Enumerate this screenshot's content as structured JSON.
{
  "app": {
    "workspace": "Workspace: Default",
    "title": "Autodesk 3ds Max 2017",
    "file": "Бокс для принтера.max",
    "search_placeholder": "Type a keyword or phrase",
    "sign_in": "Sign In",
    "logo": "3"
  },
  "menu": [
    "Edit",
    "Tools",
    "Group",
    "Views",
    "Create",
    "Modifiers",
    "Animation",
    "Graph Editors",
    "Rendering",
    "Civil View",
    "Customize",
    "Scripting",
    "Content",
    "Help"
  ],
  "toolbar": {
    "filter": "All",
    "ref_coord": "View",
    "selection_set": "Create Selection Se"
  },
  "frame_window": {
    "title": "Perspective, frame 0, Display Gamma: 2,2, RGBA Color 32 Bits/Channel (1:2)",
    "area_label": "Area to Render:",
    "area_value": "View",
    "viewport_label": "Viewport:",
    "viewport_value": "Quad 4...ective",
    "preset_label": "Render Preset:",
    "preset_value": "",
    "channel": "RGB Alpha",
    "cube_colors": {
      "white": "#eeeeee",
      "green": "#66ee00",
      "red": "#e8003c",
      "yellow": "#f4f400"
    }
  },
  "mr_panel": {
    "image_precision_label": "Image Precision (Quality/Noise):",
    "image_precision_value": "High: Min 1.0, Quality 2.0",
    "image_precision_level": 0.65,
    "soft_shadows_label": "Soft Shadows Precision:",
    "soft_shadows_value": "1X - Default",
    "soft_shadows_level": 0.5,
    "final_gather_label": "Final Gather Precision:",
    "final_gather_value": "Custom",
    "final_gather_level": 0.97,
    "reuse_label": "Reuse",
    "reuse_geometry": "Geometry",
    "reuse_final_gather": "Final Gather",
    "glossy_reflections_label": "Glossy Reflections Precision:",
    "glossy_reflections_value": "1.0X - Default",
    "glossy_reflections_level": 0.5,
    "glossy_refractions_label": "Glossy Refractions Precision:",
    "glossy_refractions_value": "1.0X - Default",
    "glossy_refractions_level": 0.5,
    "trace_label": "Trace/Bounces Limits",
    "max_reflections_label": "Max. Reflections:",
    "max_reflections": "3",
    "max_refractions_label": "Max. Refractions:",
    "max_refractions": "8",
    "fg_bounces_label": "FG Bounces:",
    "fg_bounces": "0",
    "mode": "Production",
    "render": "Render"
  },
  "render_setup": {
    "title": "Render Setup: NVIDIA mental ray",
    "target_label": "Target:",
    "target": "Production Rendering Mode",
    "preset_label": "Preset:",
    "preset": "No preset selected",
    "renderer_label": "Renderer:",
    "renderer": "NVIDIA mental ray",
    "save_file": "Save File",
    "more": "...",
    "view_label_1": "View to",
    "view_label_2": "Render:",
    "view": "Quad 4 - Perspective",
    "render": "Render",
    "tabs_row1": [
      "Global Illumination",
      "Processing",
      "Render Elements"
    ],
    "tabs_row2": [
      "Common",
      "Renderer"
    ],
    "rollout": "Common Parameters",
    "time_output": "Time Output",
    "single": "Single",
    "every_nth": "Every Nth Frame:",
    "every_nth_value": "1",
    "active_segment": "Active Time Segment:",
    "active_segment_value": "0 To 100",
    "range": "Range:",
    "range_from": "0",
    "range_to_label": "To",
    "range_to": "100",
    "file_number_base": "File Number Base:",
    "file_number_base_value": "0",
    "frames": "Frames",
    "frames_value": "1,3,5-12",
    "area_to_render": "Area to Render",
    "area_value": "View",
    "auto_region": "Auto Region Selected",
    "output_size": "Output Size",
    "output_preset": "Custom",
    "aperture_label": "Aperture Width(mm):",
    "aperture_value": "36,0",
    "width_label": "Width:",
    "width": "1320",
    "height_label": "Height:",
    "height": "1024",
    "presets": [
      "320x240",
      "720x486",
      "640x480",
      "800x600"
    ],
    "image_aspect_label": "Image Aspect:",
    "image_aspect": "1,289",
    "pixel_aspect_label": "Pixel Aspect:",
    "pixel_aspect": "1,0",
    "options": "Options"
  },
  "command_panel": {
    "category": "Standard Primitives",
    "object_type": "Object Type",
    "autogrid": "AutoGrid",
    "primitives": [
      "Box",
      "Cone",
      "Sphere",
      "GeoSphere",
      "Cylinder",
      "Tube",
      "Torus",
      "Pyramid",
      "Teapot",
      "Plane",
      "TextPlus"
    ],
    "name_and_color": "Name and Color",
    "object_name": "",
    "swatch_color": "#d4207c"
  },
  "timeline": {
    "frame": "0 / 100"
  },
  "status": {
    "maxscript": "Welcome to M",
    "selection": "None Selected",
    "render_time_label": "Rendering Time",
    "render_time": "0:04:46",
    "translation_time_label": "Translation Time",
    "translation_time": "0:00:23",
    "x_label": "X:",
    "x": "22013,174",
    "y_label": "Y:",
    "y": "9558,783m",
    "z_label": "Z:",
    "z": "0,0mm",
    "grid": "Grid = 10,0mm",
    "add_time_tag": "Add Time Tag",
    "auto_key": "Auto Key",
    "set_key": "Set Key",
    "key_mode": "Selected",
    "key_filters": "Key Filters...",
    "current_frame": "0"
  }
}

▶ Request: Give the data again, exactly as it stands.

▶ Finished exercise:
Enumerate this screenshot's content as structured JSON.
{
  "app": {
    "workspace": "Workspace: Default",
    "title": "Autodesk 3ds Max 2017",
    "file": "Бокс для принтера.max",
    "search_placeholder": "Type a keyword or phrase",
    "sign_in": "Sign In",
    "logo": "3"
  },
  "menu": [
    "Edit",
    "Tools",
    "Group",
    "Views",
    "Create",
    "Modifiers",
    "Animation",
    "Graph Editors",
    "Rendering",
    "Civil View",
    "Customize",
    "Scripting",
    "Content",
    "Help"
  ],
  "toolbar": {
    "filter": "All",
    "ref_coord": "View",
    "selection_set": "Create Selection Se"
  },
  "frame_window": {
    "title": "Perspective, frame 0, Display Gamma: 2,2, RGBA Color 32 Bits/Channel (1:2)",
    "area_label": "Area to Render:",
    "area_value": "View",
    "viewport_label": "Viewport:",
    "viewport_value": "Quad 4...ective",
    "preset_label": "Render Preset:",
    "preset_value": "",
    "channel": "RGB Alpha",
    "cube_colors": {
      "white": "#eeeeee",
      "green": "#66ee00",
      "red": "#e8003c",
      "yellow": "#f4f400"
    }
  },
  "mr_panel": {
    "image_precision_label": "Image Precision (Quality/Noise):",
    "image_precision_value": "High: Min 1.0, Quality 2.0",
    "image_precision_level": 0.65,
    "soft_shadows_label": "Soft Shadows Precision:",
    "soft_shadows_value": "1X - Default",
    "soft_shadows_level": 0.5,
    "final_gather_label": "Final Gather Precision:",
    "final_gather_value": "Custom",
    "final_gather_level": 0.97,
    "reuse_label": "Reuse",
    "reuse_geometry": "Geometry",
    "reuse_final_gather": "Final Gather",
    "glossy_reflections_label": "Glossy Reflections Precision:",
    "glossy_reflections_value": "1.0X - Default",
    "glossy_reflections_level": 0.5,
    "glossy_refractions_label": "Glossy Refractions Precision:",
    "glossy_refractions_value": "1.0X - Default",
    "glossy_refractions_level": 0.5,
    "trace_label": "Trace/Bounces Limits",
    "max_reflections_label": "Max. Reflections:",
    "max_reflections": "3",
    "max_refractions_label": "Max. Refractions:",
    "max_refractions": "8",
    "fg_bounces_label": "FG Bounces:",
    "fg_bounces": "0",
    "mode": "Production",
    "render": "Render"
  },
  "render_setup": {
    "title": "Render Setup: NVIDIA mental ray",
    "target_label": "Target:",
    "target": "Production Rendering Mode",
    "preset_label": "Preset:",
    "preset": "No preset selected",
    "renderer_label": "Renderer:",
    "renderer": "NVIDIA mental ray",
    "save_file": "Save File",
    "more": "...",
    "view_label_1": "View to",
    "view_label_2": "Render:",
    "view": "Quad 4 - Perspective",
    "render": "Render",
    "tabs_row1": [
      "Global Illumination",
      "Processing",
      "Render Elements"
    ],
    "tabs_row2": [
      "Common",
      "Renderer"
    ],
    "rollout": "Common Parameters",
    "time_output": "Time Output",
    "single": "Single",
    "every_nth": "Every Nth Frame:",
    "every_nth_value": "1",
    "active_segment": "Active Time Segment:",
    "active_segment_value": "0 To 100",
    "range": "Range:",
    "range_from": "0",
    "range_to_label": "To",
    "range_to": "100",
    "file_number_base": "File Number Base:",
    "file_number_base_value": "0",
    "frames": "Frames",
    "frames_value": "1,3,5-12",
    "area_to_render": "Area to Render",
    "area_value": "View",
    "auto_region": "Auto Region Selected",
    "output_size": "Output Size",
    "output_preset": "Custom",
    "aperture_label": "Aperture Width(mm):",
    "aperture_value": "36,0",
    "width_label": "Width:",
    "width": "1320",
    "height_label": "Height:",
    "height": "1024",
    "presets": [
      "320x240",
      "720x486",
      "640x480",
      "800x600"
    ],
    "image_aspect_label": "Image Aspect:",
    "image_aspect": "1,289",
    "pixel_aspect_label": "Pixel Aspect:",
    "pixel_aspect": "1,0",
    "options": "Options"
  },
  "command_panel": {
    "category": "Standard Primitives",
    "object_type": "Object Type",
    "autogrid": "AutoGrid",
    "primitives": [
      "Box",
      "Cone",
      "Sphere",
      "GeoSphere",
      "Cylinder",
      "Tube",
      "Torus",
      "Pyramid",
      "Teapot",
      "Plane",
      "TextPlus"
    ],
    "name_and_color": "Name and Color",
    "object_name": "",
    "swatch_color": "#d4207c"
  },
  "timeline": {
    "frame": "0 / 100"
  },
  "status": {
    "maxscript": "Welcome to M",
    "selection": "None Selected",
    "render_time_label": "Rendering Time",
    "render_time": "0:04:46",
    "translation_time_label": "Translation Time",
    "translation_time": "0:00:23",
    "x_label": "X:",
    "x": "22013,174",
    "y_label": "Y:",
    "y": "9558,783m",
    "z_label": "Z:",
    "z": "0,0mm",
    "grid": "Grid = 10,0mm",
    "add_time_tag": "Add Time Tag",
    "auto_key": "Auto Key",
    "set_key": "Set Key",
    "key_mode": "Selected",
    "key_filters": "Key Filters...",
    "current_frame": "0"
  }
}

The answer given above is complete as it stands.